PROVIDED PASSAGE
- Opening Delimiter -
Reactivation of latent tuberculosis: variations on the Cornell murine model

Abstract

Mycobacterium tuberculosis causes active tuberculosis in only a small percentage of infected persons. In most cases, the infection is clinically latent, although immunosuppression can cause reactivation of a latent M. tuberculosis infection. Surprisingly little is known about the biology of the bacterium or the host during latency, and experimental studies on latent tuberculosis suffer from a lack of appropriate animal models. The Cornell model is a historical murine model of latent tuberculosis, in which mice infected with M. tuberculosis are treated with antibiotics (isoniazid and pyrazinamide), resulting in no detectable bacilli by organ culture. Reactivation of infection during this culture-negative state occurred spontaneously and following immunosuppression. In the present study, three variants of the Cornell model were evaluated for their utility in studies of latent and reactivated tuberculosis. The antibiotic regimen, inoculating dose, and antibiotic-free rest period prior to immunosuppression were varied. A variety of immunosuppressive agents, based on immunologic factors known to be important to control of acute infection, were used in attempts to reactivate the infection. Although reactivation of latent infection was observed in all three variants, these models were associated with characteristics that limit their experimental utility, including spontaneous reactivation, difficulties in inducing reactivation, and the generation of altered bacilli. The results from these studies demonstrate that the outcome of Cornell model-based studies depends critically upon the parameters used to establish the model.
- Closing Delimiter -
Data for document layout analysis
- Opening Delimiter -
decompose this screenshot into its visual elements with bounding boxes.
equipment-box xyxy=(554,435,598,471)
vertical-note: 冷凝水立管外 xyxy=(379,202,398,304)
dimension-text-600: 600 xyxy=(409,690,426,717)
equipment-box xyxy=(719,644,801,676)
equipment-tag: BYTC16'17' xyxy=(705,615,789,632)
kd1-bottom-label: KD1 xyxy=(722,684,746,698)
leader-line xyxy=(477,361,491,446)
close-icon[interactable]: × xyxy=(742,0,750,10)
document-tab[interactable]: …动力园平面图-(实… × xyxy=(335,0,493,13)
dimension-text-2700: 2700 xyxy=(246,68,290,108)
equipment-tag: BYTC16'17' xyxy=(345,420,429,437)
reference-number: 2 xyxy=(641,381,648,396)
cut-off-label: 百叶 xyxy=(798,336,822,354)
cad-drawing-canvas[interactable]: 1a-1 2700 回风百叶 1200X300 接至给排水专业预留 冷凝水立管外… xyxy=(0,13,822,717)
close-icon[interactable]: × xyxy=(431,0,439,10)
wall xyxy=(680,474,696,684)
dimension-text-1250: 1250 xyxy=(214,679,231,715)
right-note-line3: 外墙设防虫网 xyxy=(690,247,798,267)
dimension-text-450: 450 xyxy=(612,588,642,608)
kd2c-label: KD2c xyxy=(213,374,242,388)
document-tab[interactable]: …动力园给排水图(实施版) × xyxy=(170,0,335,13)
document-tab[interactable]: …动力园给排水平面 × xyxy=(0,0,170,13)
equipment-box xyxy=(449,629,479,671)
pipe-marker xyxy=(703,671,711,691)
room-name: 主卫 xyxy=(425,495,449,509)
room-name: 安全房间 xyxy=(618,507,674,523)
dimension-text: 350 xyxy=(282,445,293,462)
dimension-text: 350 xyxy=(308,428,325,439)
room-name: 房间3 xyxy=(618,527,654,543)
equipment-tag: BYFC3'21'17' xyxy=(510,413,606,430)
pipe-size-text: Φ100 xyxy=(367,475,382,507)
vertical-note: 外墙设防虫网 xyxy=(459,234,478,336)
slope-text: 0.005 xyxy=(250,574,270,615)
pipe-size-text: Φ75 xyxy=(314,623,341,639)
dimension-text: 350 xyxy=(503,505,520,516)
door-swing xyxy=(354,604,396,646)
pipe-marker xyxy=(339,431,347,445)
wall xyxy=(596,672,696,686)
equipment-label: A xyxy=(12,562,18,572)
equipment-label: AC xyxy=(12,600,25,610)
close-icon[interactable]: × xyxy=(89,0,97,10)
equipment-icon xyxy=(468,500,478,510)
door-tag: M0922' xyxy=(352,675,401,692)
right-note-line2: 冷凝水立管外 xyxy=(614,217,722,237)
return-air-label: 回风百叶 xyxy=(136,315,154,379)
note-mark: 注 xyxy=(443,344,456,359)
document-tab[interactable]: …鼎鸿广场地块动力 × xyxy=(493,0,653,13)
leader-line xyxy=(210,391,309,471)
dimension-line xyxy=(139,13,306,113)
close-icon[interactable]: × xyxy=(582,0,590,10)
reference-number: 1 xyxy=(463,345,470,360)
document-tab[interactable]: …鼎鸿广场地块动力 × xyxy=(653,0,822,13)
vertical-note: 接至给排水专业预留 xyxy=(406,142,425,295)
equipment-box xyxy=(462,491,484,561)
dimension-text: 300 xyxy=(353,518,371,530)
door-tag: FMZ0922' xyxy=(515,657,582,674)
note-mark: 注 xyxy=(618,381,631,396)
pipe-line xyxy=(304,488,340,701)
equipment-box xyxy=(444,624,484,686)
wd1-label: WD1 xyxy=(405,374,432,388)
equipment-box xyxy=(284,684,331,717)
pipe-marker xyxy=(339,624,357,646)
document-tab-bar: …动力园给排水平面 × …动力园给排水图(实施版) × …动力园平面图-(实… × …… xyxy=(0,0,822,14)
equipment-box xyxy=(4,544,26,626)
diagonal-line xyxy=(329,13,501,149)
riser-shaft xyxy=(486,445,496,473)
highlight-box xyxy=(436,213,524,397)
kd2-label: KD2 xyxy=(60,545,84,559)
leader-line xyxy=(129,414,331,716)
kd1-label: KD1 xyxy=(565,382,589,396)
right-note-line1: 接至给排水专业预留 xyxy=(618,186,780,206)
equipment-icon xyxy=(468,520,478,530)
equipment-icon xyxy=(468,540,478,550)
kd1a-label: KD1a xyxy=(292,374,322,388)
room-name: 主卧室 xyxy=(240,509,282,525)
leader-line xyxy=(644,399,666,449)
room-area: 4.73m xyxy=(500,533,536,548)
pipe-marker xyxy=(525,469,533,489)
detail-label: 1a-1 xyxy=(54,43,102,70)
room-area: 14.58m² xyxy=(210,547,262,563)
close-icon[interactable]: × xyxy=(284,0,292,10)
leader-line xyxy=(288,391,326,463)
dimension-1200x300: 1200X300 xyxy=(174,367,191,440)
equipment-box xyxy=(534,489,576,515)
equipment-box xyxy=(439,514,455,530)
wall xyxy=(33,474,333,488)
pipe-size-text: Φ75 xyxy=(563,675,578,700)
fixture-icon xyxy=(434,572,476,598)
- Closing Delimiter -
YOUR GOAL
Continue the abstract on reactivating latent tuberculosis in the Cornell mouse model, starting right after its final sentence.

ANSWER BOX
FIG. 1

Drug-induced model of latent tuberculosis (variant A of the Cornell model). Mice were infected i.v. with 5 × 10³ CFU of M. tuberculosis for 4 weeks, and the infection was then treated with a 4-week course of the antimycobacterial drugs INH (0.1 g/liter) and PZA (15 g/liter) delivered in drinking water. After the treatment period, mice were maintained on plain water. Numbers of viable bacilli were determined at the indicated times by plating homogenates of spleen (squares) and lungs (circles) and counting colonies 21 days later. The dashed line denotes the limit of detection for the assay (80 CFU). Each point represents the mean for two to four mice; error bars show standard errors.

FIG. 2

Reactivation of infection in lungs of mice by immunosuppression in variant A of the Cornell model. Mice were infected with 5 × 10³ CFU of M. tuberculosis for 4 weeks and then treated for 4 weeks with INH-PZA. (A) Following the antibiotic regimen, IFN-γ was neutralized in vivo by using monoclonal anti-murine IFN-γ (squares) while control mice (diamonds) received normal rat IgG₁. (B) Following the antibiotic regimen, mice were treated with dexamethasone (squares) or with PBS (diamonds). For both panels, mice were sacrificed at various time points, and the number of viable bacilli in the lungs was determined by plating serial dilutions of lung homogenates onto 7H10 agar and counting colonies after 21 days at 37°C. The dashed line denotes the limit of detection for the assay (80 CFU). Each point represents the mean for three to four mice; error bars show standard errors. ∗, P ≤ 0.05 by Wilcoxon rank sum test.

FIG. 3

L-NIL inhibits nitric oxide production in vitro and exacerbates acute M. tuberculosis infection. (A) IFN-γ-primed J774 cells were treated with dilutions of L-NIL (diamonds), aminoguanidine (squares), or α-t-butoxycarbonyl–lysine, the precursor for L-NIL synthesis (circles), for 4 h prior to activation with lipopolysaccharide (1 μg/ml). Nitrite levels in the medium were determined 24 h later by Griess assay. (B) Mice were infected i.v. with 5.5 × 10⁵ CFU of M. tuberculosis and then given 2.5% (wt/vol) aminoguanidine (solid bars), 4 mM L-NIL (stippled bars), or 9 mM L-NIL (hatched bars) ad libitum in drinking water or plain water (open bars). Mice were sacrificed 21 days later, and the numbers of viable bacilli were determined by plating serial dilutions of organ and counting colonies after 21 days at 37°C. Each bar represents the mean for three mice; error bars show standard errors.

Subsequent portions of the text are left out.